(Entries with figure data)
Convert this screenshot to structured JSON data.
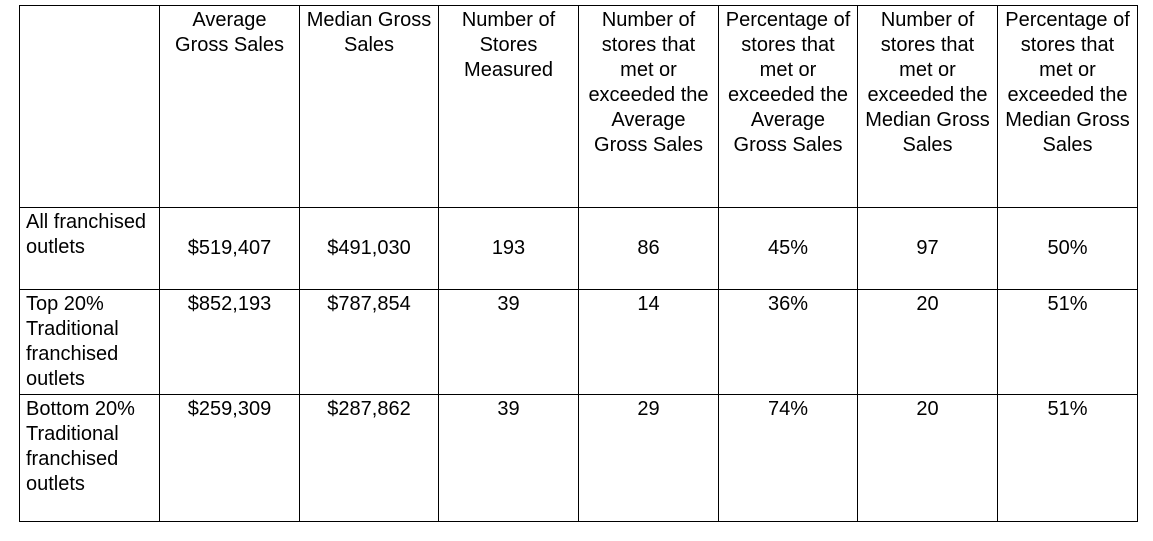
{
  "table": {
    "headers": [
      "",
      "Average Gross Sales",
      "Median Gross Sales",
      "Number of Stores Measured",
      "Number of stores that met or exceeded the Average Gross Sales",
      "Percentage of stores that met or exceeded the Average Gross Sales",
      "Number of stores that met or exceeded the Median Gross Sales",
      "Percentage of stores that met or exceeded the Median Gross Sales"
    ],
    "rows": [
      {
        "label": "All franchised outlets",
        "values": [
          "$519,407",
          "$491,030",
          "193",
          "86",
          "45%",
          "97",
          "50%"
        ]
      },
      {
        "label": "Top 20% Traditional franchised outlets",
        "values": [
          "$852,193",
          "$787,854",
          "39",
          "14",
          "36%",
          "20",
          "51%"
        ]
      },
      {
        "label": "Bottom 20% Traditional franchised outlets",
        "values": [
          "$259,309",
          "$287,862",
          "39",
          "29",
          "74%",
          "20",
          "51%"
        ]
      }
    ]
  }
}
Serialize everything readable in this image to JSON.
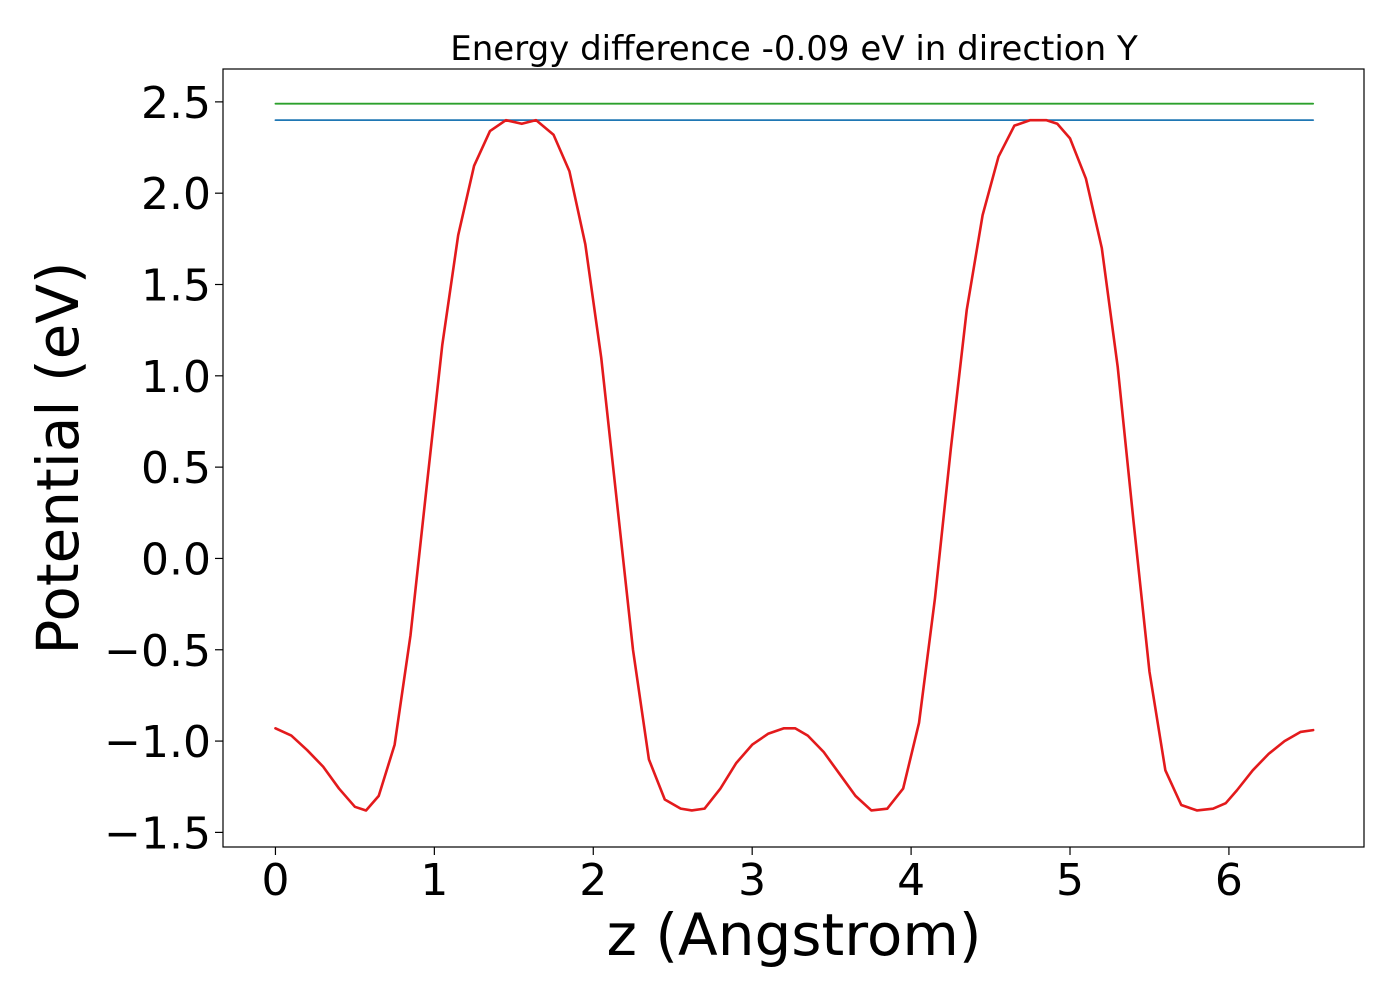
{
  "chart_data": {
    "type": "line",
    "title": "Energy difference -0.09 eV in direction Y",
    "xlabel": "z (Angstrom)",
    "ylabel": "Potential (eV)",
    "xlim": [
      -0.33,
      6.85
    ],
    "ylim": [
      -1.58,
      2.68
    ],
    "xticks": [
      0,
      1,
      2,
      3,
      4,
      5,
      6
    ],
    "xtick_labels": [
      "0",
      "1",
      "2",
      "3",
      "4",
      "5",
      "6"
    ],
    "yticks": [
      2.5,
      2.0,
      1.5,
      1.0,
      0.5,
      0.0,
      -0.5,
      -1.0,
      -1.5
    ],
    "ytick_labels": [
      "2.5",
      "2.0",
      "1.5",
      "1.0",
      "0.5",
      "0.0",
      "−0.5",
      "−1.0",
      "−1.5"
    ],
    "grid": false,
    "series": [
      {
        "color": "#2ca02c",
        "x": [
          0,
          6.53
        ],
        "y": [
          2.49,
          2.49
        ]
      },
      {
        "color": "#1f77b4",
        "x": [
          0,
          6.53
        ],
        "y": [
          2.4,
          2.4
        ]
      },
      {
        "color": "#e31a1c",
        "x": [
          0.0,
          0.1,
          0.2,
          0.3,
          0.4,
          0.5,
          0.57,
          0.65,
          0.75,
          0.85,
          0.95,
          1.05,
          1.15,
          1.25,
          1.35,
          1.45,
          1.55,
          1.64,
          1.75,
          1.85,
          1.95,
          2.05,
          2.15,
          2.25,
          2.35,
          2.45,
          2.55,
          2.62,
          2.7,
          2.8,
          2.9,
          3.0,
          3.1,
          3.2,
          3.27,
          3.35,
          3.45,
          3.55,
          3.65,
          3.75,
          3.85,
          3.95,
          4.05,
          4.15,
          4.25,
          4.35,
          4.45,
          4.55,
          4.65,
          4.75,
          4.85,
          4.92,
          5.0,
          5.1,
          5.2,
          5.3,
          5.4,
          5.5,
          5.6,
          5.7,
          5.8,
          5.9,
          5.98,
          6.05,
          6.15,
          6.25,
          6.35,
          6.45,
          6.53
        ],
        "y": [
          -0.93,
          -0.97,
          -1.05,
          -1.14,
          -1.26,
          -1.36,
          -1.38,
          -1.3,
          -1.02,
          -0.42,
          0.38,
          1.17,
          1.77,
          2.15,
          2.34,
          2.4,
          2.38,
          2.4,
          2.32,
          2.12,
          1.72,
          1.1,
          0.3,
          -0.5,
          -1.1,
          -1.32,
          -1.37,
          -1.38,
          -1.37,
          -1.26,
          -1.12,
          -1.02,
          -0.96,
          -0.93,
          -0.93,
          -0.97,
          -1.06,
          -1.18,
          -1.3,
          -1.38,
          -1.37,
          -1.26,
          -0.9,
          -0.22,
          0.6,
          1.36,
          1.88,
          2.2,
          2.37,
          2.4,
          2.4,
          2.38,
          2.3,
          2.08,
          1.7,
          1.05,
          0.2,
          -0.62,
          -1.16,
          -1.35,
          -1.38,
          -1.37,
          -1.34,
          -1.27,
          -1.16,
          -1.07,
          -1.0,
          -0.95,
          -0.94
        ]
      }
    ]
  }
}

### [TASK INSTRUCTIONS]
Report every line in the data above in which the word "Average" appears.

### [OUTPUT BELOW]
      "Average Gross Sales",
      "Number of stores that met or exceeded the Average Gross Sales",
      "Percentage of stores that met or exceeded the Average Gross Sales",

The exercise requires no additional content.